(Exercise details):
Only the pictures stay out; every record is to be quoted exactly.

(Stored data):
########################################
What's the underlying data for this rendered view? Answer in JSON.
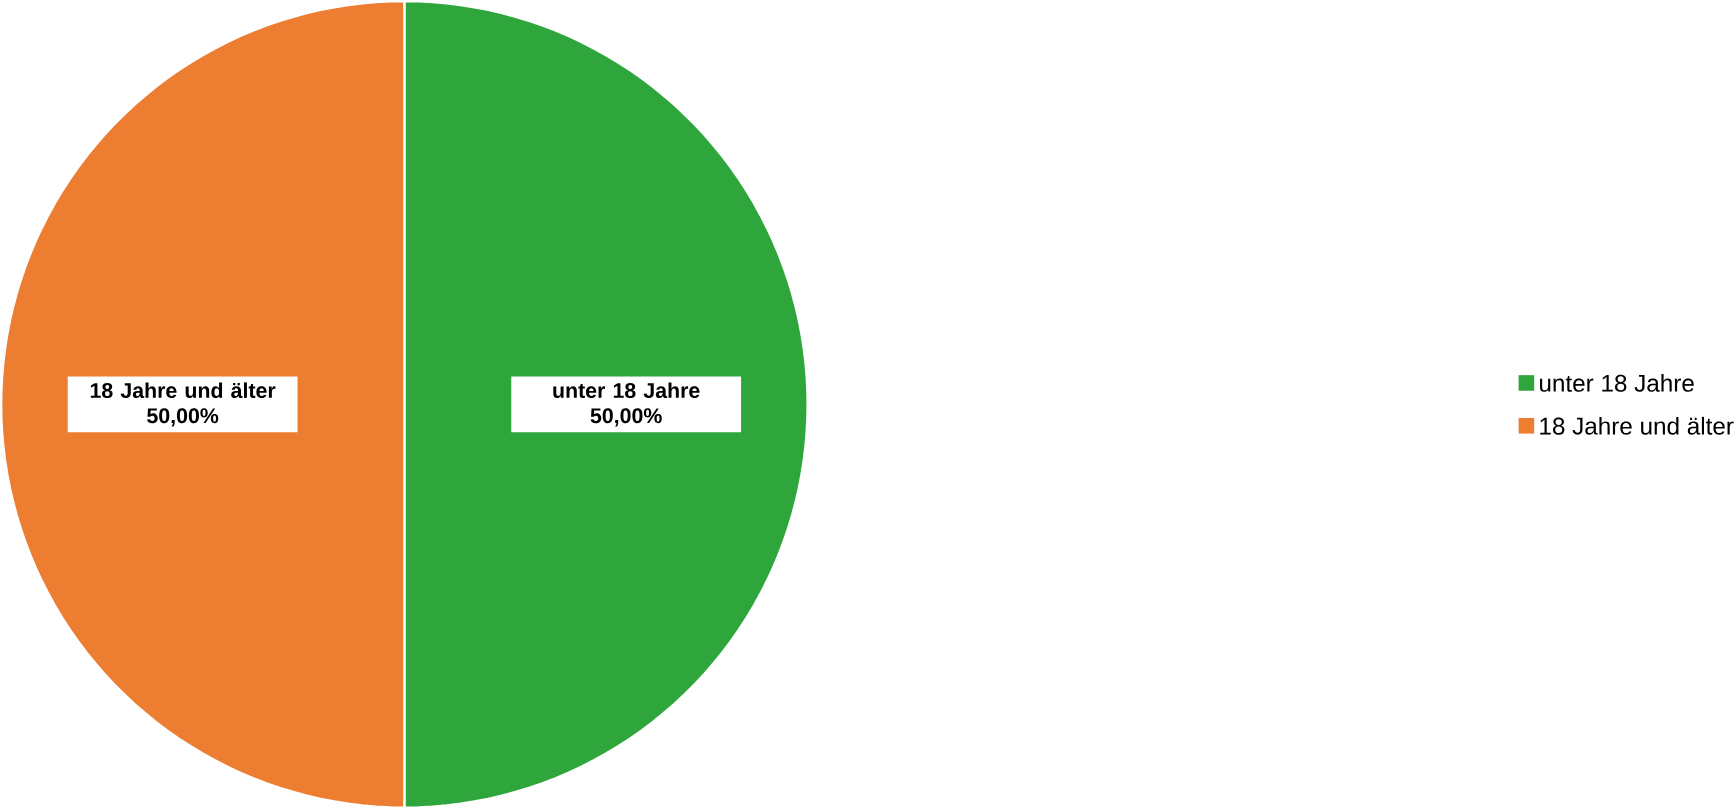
{
  "chart_data": {
    "type": "pie",
    "categories": [
      "unter 18 Jahre",
      "18 Jahre und älter"
    ],
    "values": [
      50,
      50
    ],
    "colors": [
      "#2ea63b",
      "#ed7d31"
    ],
    "value_labels": [
      "50,00%",
      "50,00%"
    ],
    "legend": "right"
  }
}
########################################
(Answer for the task):
What's the underlying data for this rendered view? Answer in JSON.
{
  "chart_data": {
    "type": "pie",
    "categories": [
      "unter 18 Jahre",
      "18 Jahre und älter"
    ],
    "values": [
      50,
      50
    ],
    "colors": [
      "#2ea63b",
      "#ed7d31"
    ],
    "value_labels": [
      "50,00%",
      "50,00%"
    ],
    "legend": "right"
  }
}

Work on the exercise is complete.